• EXERCISE BRIEF:
Examine the material below and count the lines that hold the word "this". Report only the number.

• ENTRIES PROVIDED:
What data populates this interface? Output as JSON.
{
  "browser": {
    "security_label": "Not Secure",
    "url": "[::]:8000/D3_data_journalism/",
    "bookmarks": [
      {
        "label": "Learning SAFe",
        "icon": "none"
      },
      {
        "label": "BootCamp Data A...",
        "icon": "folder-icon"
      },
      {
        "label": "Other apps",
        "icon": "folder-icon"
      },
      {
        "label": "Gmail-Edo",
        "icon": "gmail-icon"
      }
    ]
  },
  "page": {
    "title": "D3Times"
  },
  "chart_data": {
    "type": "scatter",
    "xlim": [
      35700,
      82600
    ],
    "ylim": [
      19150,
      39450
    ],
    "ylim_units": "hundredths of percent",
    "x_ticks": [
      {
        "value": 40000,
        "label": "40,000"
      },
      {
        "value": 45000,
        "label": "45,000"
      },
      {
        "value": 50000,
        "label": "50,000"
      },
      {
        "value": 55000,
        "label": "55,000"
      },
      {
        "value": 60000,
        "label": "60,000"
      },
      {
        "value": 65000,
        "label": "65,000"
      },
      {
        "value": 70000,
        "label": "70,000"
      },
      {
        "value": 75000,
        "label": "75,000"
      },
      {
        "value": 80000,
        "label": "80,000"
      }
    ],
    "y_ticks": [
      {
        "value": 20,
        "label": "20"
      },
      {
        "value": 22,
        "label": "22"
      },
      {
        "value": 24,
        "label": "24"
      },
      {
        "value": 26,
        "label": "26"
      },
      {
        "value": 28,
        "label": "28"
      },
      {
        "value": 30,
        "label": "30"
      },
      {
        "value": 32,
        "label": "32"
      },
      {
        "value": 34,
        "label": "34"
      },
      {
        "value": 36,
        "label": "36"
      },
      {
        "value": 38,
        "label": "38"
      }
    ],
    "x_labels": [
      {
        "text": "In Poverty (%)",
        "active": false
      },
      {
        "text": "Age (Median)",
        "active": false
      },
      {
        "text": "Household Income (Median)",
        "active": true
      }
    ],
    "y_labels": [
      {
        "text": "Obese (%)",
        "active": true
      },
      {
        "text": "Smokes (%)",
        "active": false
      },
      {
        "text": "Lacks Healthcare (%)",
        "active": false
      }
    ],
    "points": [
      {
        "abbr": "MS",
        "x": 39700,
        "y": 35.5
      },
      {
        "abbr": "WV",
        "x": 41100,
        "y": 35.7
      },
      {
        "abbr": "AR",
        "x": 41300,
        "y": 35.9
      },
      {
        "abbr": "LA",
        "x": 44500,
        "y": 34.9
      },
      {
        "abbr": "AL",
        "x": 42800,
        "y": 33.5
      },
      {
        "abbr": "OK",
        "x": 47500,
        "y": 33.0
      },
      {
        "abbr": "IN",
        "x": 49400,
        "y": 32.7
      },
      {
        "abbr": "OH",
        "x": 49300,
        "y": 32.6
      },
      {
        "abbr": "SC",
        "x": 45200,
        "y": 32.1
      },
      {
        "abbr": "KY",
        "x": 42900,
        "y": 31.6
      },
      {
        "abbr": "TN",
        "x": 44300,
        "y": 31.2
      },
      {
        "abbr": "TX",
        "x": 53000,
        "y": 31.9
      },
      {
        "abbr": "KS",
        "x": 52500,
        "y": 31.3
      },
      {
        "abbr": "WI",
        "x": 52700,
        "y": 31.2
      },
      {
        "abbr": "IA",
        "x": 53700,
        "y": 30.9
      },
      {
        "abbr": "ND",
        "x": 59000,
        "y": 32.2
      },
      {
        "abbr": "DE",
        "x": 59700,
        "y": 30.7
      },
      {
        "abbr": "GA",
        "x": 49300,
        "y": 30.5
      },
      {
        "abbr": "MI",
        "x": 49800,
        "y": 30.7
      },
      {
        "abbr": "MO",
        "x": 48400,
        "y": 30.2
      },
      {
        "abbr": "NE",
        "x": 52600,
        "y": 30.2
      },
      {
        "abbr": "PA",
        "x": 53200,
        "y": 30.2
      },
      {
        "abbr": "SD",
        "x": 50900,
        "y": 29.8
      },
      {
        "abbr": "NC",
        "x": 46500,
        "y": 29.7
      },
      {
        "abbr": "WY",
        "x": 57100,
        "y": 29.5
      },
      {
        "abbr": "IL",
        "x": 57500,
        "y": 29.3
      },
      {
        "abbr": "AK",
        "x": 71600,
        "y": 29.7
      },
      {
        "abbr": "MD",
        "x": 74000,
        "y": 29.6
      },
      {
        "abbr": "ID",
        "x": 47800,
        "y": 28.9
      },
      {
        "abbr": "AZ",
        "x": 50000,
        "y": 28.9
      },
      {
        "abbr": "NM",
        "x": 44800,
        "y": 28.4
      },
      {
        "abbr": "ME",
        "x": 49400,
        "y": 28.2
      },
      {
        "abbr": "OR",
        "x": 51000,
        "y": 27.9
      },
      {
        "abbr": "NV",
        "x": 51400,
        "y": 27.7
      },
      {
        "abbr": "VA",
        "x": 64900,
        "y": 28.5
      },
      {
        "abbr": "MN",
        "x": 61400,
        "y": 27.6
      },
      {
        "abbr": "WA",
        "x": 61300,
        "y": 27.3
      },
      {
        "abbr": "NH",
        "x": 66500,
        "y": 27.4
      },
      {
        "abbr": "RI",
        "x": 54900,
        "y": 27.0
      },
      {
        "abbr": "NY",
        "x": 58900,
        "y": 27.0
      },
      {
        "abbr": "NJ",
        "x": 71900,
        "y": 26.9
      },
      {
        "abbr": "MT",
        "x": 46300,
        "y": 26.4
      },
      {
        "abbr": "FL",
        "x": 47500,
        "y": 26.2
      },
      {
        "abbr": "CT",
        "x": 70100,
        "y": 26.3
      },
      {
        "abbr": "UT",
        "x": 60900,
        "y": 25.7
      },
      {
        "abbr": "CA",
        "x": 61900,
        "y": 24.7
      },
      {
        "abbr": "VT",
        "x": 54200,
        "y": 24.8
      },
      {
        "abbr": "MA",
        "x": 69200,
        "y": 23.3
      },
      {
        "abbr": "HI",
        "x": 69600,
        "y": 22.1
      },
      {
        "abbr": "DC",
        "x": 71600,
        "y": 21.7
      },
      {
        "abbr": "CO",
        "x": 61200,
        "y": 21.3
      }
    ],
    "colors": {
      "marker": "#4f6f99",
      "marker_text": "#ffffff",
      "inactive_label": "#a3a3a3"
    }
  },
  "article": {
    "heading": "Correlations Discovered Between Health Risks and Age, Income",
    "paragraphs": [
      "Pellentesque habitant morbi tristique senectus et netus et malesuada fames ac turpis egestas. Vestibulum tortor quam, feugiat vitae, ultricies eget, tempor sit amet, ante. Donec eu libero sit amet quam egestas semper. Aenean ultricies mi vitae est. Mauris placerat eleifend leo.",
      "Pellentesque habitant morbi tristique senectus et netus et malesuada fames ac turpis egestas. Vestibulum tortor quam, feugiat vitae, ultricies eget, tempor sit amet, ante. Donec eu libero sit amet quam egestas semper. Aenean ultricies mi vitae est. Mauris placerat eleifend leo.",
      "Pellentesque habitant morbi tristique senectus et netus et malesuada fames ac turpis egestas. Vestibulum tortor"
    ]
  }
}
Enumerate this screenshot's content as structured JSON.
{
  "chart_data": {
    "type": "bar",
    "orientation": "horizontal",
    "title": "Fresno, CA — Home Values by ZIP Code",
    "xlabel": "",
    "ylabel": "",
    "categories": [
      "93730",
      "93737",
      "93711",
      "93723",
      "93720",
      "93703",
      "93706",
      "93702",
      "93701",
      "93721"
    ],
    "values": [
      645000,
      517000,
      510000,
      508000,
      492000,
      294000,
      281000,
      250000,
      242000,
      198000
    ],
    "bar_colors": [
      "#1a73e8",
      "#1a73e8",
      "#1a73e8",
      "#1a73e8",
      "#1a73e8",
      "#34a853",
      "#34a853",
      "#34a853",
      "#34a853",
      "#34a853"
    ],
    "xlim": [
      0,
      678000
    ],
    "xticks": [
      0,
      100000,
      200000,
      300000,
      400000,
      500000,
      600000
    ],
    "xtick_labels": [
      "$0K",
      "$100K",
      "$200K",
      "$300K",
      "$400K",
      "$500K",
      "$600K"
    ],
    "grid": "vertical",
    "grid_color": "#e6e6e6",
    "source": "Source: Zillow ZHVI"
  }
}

• WRITTEN ANSWER:
2